WHAT THIS TASK INVOLVES. Every line of the material below should be repeated exactly.

EXTRACTED RECORDS.
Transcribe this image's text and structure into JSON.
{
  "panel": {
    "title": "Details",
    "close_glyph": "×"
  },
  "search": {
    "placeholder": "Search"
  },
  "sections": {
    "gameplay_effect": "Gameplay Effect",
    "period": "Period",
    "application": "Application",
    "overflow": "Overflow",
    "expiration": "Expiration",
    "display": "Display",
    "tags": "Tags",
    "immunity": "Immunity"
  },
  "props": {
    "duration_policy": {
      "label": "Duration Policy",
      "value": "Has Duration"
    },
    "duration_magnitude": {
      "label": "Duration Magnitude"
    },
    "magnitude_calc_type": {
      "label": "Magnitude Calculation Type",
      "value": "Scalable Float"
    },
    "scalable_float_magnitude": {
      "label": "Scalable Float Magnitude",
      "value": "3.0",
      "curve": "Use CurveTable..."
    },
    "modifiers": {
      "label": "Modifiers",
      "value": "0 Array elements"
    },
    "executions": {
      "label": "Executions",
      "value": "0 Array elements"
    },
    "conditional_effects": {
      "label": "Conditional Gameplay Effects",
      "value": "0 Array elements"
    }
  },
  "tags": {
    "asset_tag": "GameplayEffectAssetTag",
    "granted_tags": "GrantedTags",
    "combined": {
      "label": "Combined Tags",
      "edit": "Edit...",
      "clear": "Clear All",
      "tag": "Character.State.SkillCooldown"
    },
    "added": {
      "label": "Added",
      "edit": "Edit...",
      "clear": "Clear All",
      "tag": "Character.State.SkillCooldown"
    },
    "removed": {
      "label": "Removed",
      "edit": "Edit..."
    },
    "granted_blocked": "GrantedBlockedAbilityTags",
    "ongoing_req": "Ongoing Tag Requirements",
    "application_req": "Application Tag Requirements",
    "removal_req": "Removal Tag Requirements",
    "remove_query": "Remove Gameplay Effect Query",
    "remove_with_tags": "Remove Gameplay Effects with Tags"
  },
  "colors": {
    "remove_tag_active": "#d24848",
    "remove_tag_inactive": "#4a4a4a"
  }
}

SOLUTION BELOW.
Transcribe this image's text and structure into JSON.
{
  "panel": {
    "title": "Details",
    "close_glyph": "×"
  },
  "search": {
    "placeholder": "Search"
  },
  "sections": {
    "gameplay_effect": "Gameplay Effect",
    "period": "Period",
    "application": "Application",
    "overflow": "Overflow",
    "expiration": "Expiration",
    "display": "Display",
    "tags": "Tags",
    "immunity": "Immunity"
  },
  "props": {
    "duration_policy": {
      "label": "Duration Policy",
      "value": "Has Duration"
    },
    "duration_magnitude": {
      "label": "Duration Magnitude"
    },
    "magnitude_calc_type": {
      "label": "Magnitude Calculation Type",
      "value": "Scalable Float"
    },
    "scalable_float_magnitude": {
      "label": "Scalable Float Magnitude",
      "value": "3.0",
      "curve": "Use CurveTable..."
    },
    "modifiers": {
      "label": "Modifiers",
      "value": "0 Array elements"
    },
    "executions": {
      "label": "Executions",
      "value": "0 Array elements"
    },
    "conditional_effects": {
      "label": "Conditional Gameplay Effects",
      "value": "0 Array elements"
    }
  },
  "tags": {
    "asset_tag": "GameplayEffectAssetTag",
    "granted_tags": "GrantedTags",
    "combined": {
      "label": "Combined Tags",
      "edit": "Edit...",
      "clear": "Clear All",
      "tag": "Character.State.SkillCooldown"
    },
    "added": {
      "label": "Added",
      "edit": "Edit...",
      "clear": "Clear All",
      "tag": "Character.State.SkillCooldown"
    },
    "removed": {
      "label": "Removed",
      "edit": "Edit..."
    },
    "granted_blocked": "GrantedBlockedAbilityTags",
    "ongoing_req": "Ongoing Tag Requirements",
    "application_req": "Application Tag Requirements",
    "removal_req": "Removal Tag Requirements",
    "remove_query": "Remove Gameplay Effect Query",
    "remove_with_tags": "Remove Gameplay Effects with Tags"
  },
  "colors": {
    "remove_tag_active": "#d24848",
    "remove_tag_inactive": "#4a4a4a"
  }
}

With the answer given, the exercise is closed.